■ PROBLEM TO SOLVE
Your job is to retype all of the data word for word, leaving every image out.

========

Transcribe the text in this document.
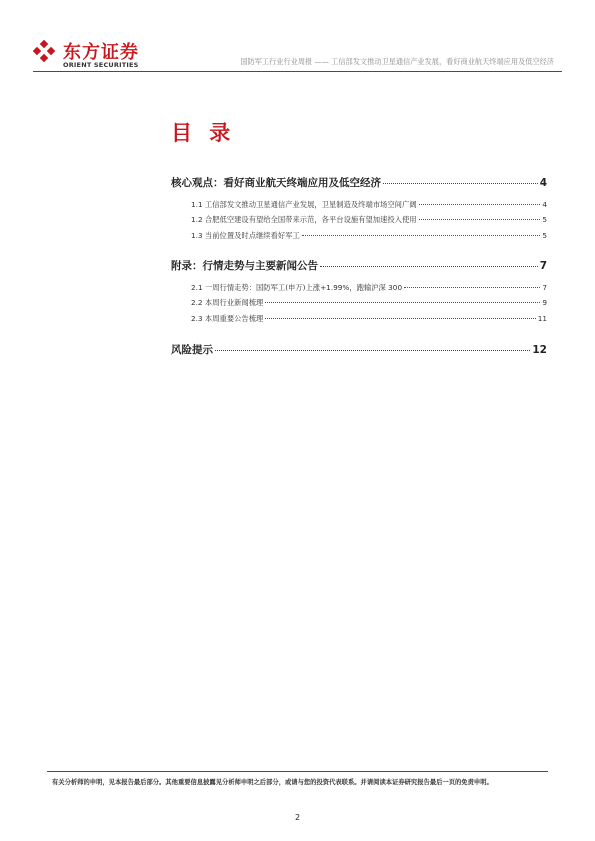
东方证券
ORIENT SECURITIES	国防军工行业行业周报 —— 工信部发文推动卫星通信产业发展，看好商业航天终端应用及低空经济
目 录
核心观点：看好商业航天终端应用及低空经济	4
1.1 工信部发文推动卫星通信产业发展，卫星制造及终端市场空间广阔	4
1.2 合肥低空建设有望给全国带来示范，各平台设施有望加速投入使用	5
1.3 当前位置及时点继续看好军工	5
附录：行情走势与主要新闻公告	7
2.1 一周行情走势：国防军工(申万)上涨+1.99%，跑输沪深 300	7
2.2 本周行业新闻梳理	9
2.3 本周重要公告梳理	11
风险提示	12
有关分析师的申明，见本报告最后部分。其他重要信息披露见分析师申明之后部分，或请与您的投资代表联系。并请阅读本证券研究报告最后一页的免责申明。
2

========

■ FULL ANSWER
Transcribe the text in this document.
东方证券
ORIENT SECURITIES	国防军工行业行业周报 —— 工信部发文推动卫星通信产业发展，看好商业航天终端应用及低空经济
目 录
核心观点：看好商业航天终端应用及低空经济	4
1.1 工信部发文推动卫星通信产业发展，卫星制造及终端市场空间广阔	4
1.2 合肥低空建设有望给全国带来示范，各平台设施有望加速投入使用	5
1.3 当前位置及时点继续看好军工	5
附录：行情走势与主要新闻公告	7
2.1 一周行情走势：国防军工(申万)上涨+1.99%，跑输沪深 300	7
2.2 本周行业新闻梳理	9
2.3 本周重要公告梳理	11
风险提示	12
有关分析师的申明，见本报告最后部分。其他重要信息披露见分析师申明之后部分，或请与您的投资代表联系。并请阅读本证券研究报告最后一页的免责申明。
2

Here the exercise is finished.